■ SHORT EXERCISE ■
Reproduce word for word the passage of the Twine prototype post from "Creative Technologist  |  Narrative" up to and including "on user input.".

■ SELECTION ■
****************************************
Creative Technologist  |  Narrative Designer  |  Environmental Designer  |  

Prototype 4


For this week’s prototype, I decided to go back to Twine and do another hyperlink experience but this time to focus more on the narrative rather than on user input.

I did several readings this past weekend which really help me reframe and refocus my attention to the narrative and how it can guide interactivity rather than be dictated from it. That is something that I wanted to explore in this prototype as it is not so much about what the user choses but rather when and in what order they choose to interact with things.

Link to the experience
Link to github


This week I did a bunch of readings prompt from the library workshop. Most were recommendations from professor Slavica on narratives in different mediums such as VR and AR.

Something that stuck with me from the readings was the idea that in narrative stories, users don’t necesarily engage in the same way with characters as they would in a book for example. The Identity and Play reading states that interactive digital games are never 100% conventionally interactive for the whole duration of the game. Some of them have moments that are more passive and others that are more interactive. That does not mean that users do not perceive the experience as interactive.
****************************************
■ GIVEN DATA ■
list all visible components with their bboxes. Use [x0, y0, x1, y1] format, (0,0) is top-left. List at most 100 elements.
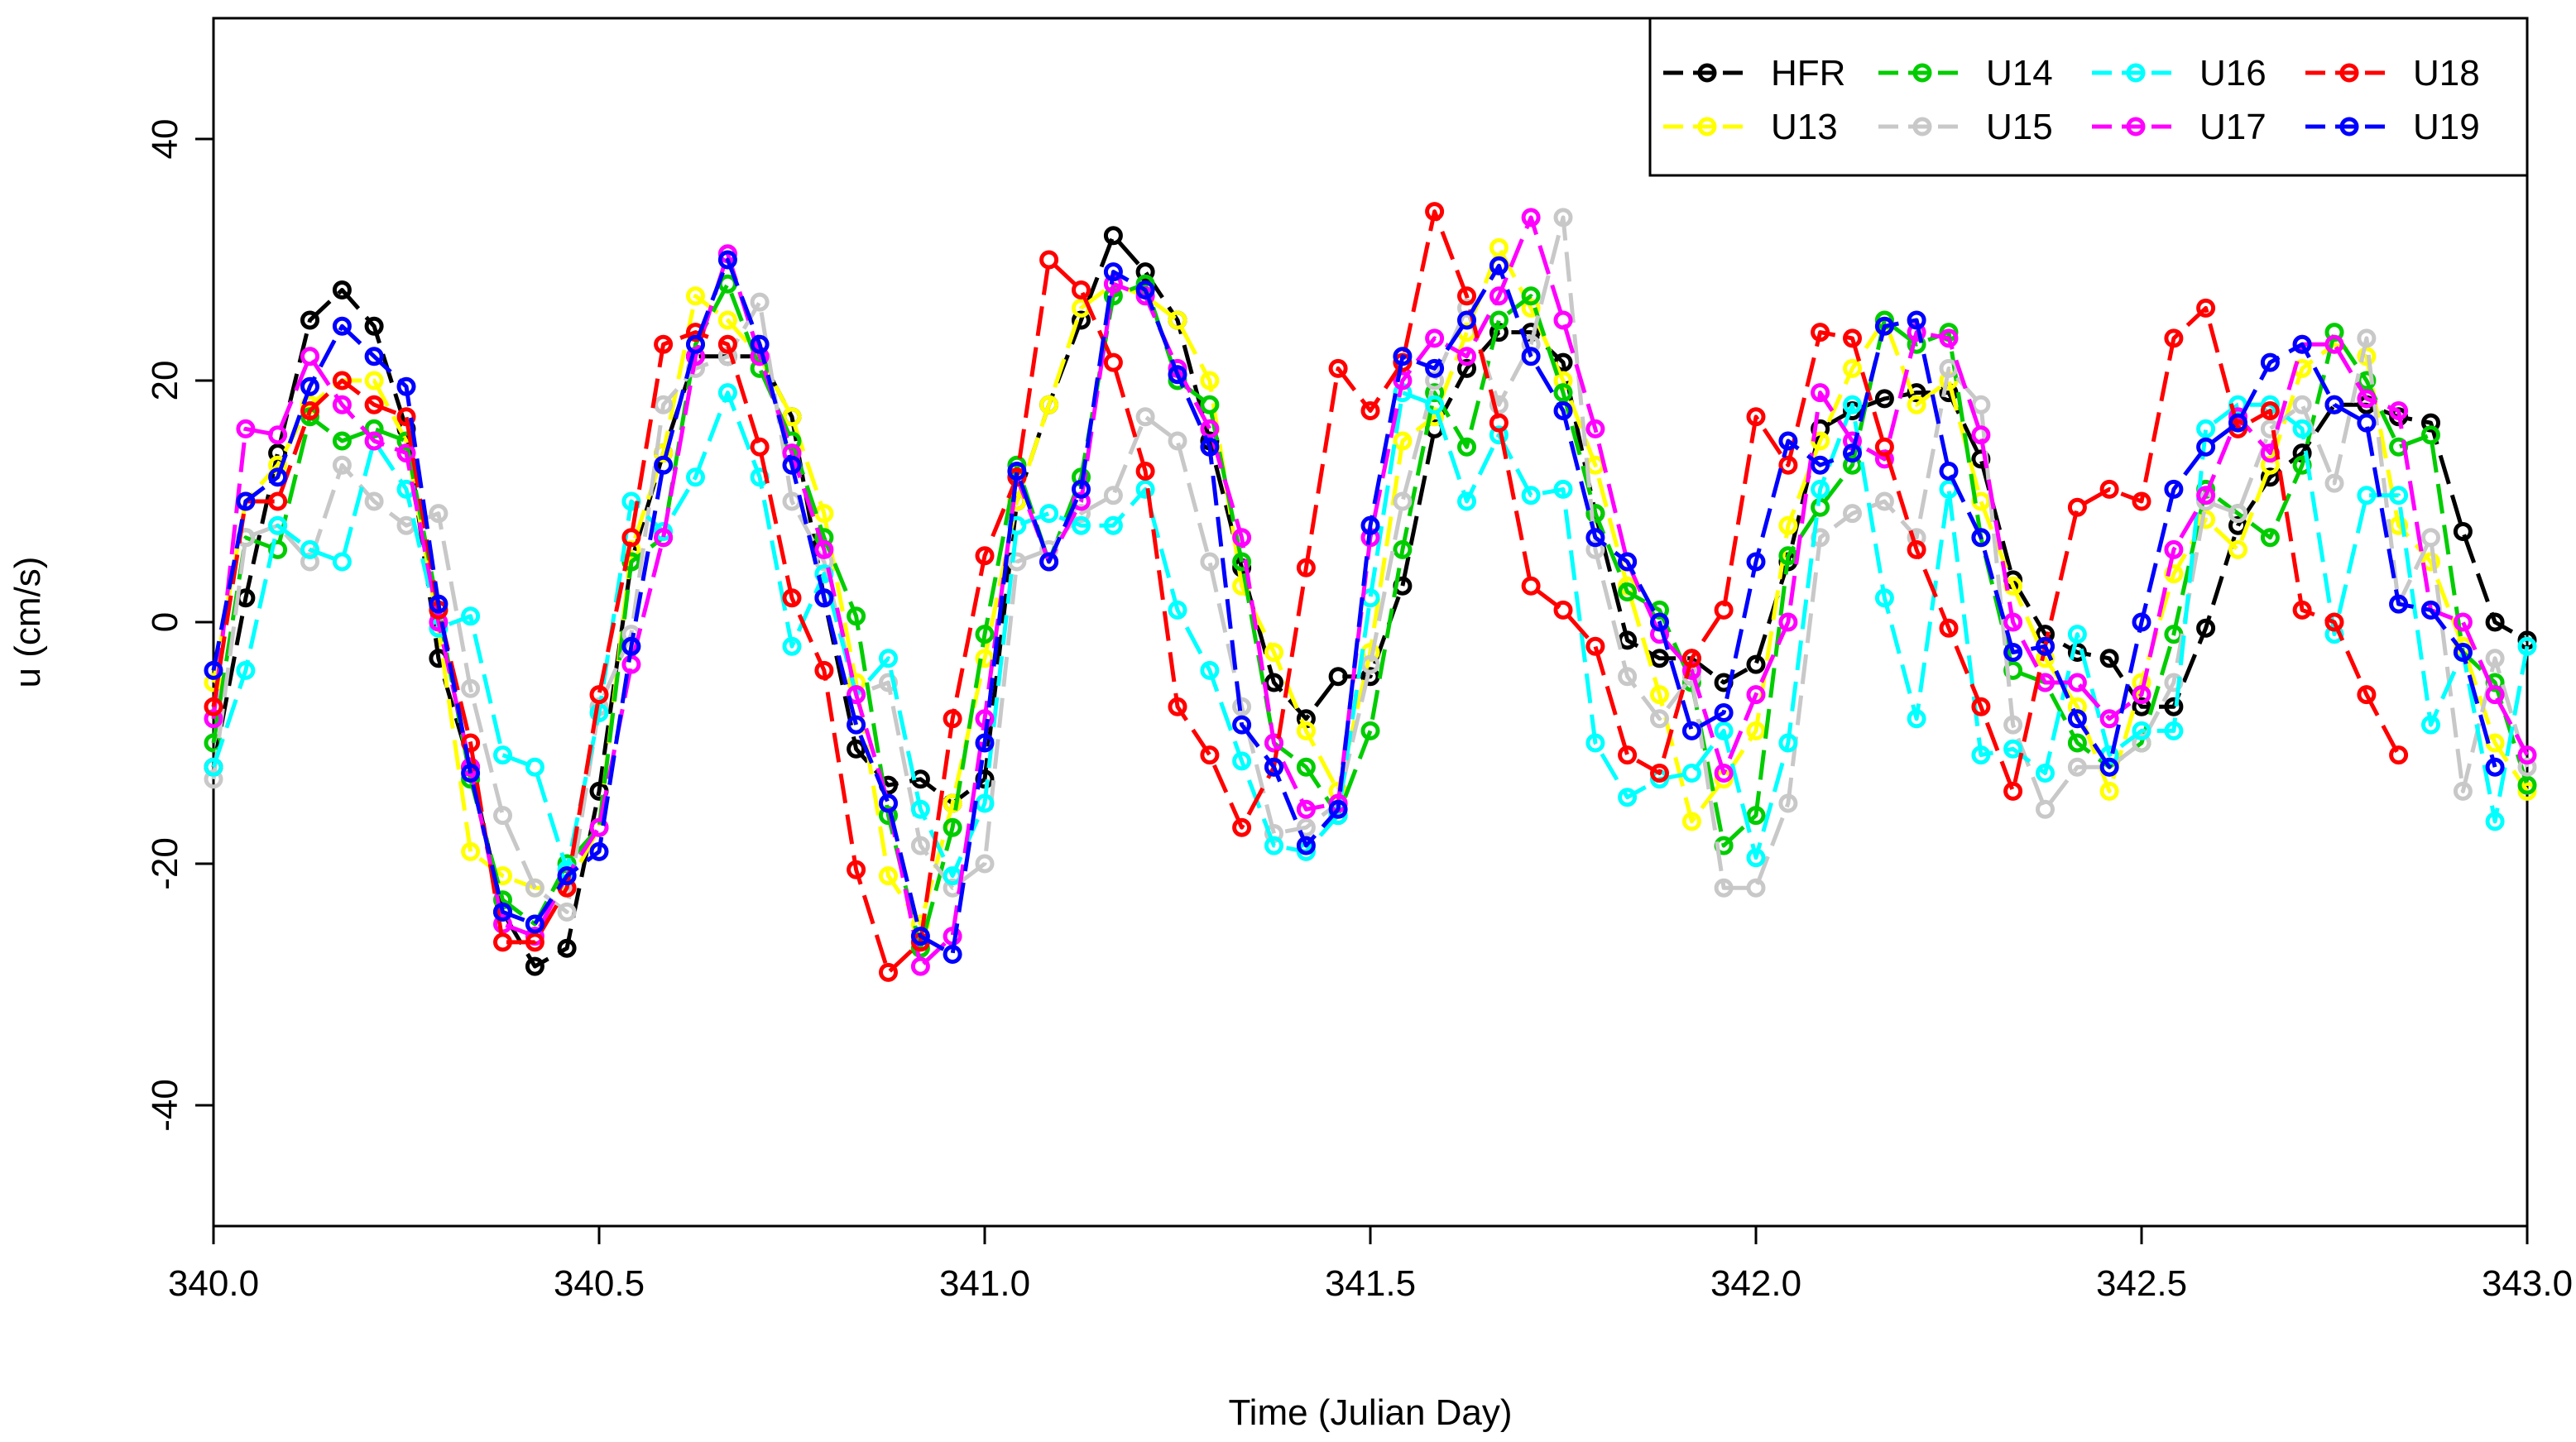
****************************************
■ EXERCISE RESULT ■
Creative Technologist  |  Narrative Designer  |  Environmental Designer  |  

Prototype 4


For this week’s prototype, I decided to go back to Twine and do another hyperlink experience but this time to focus more on the narrative rather than on user input.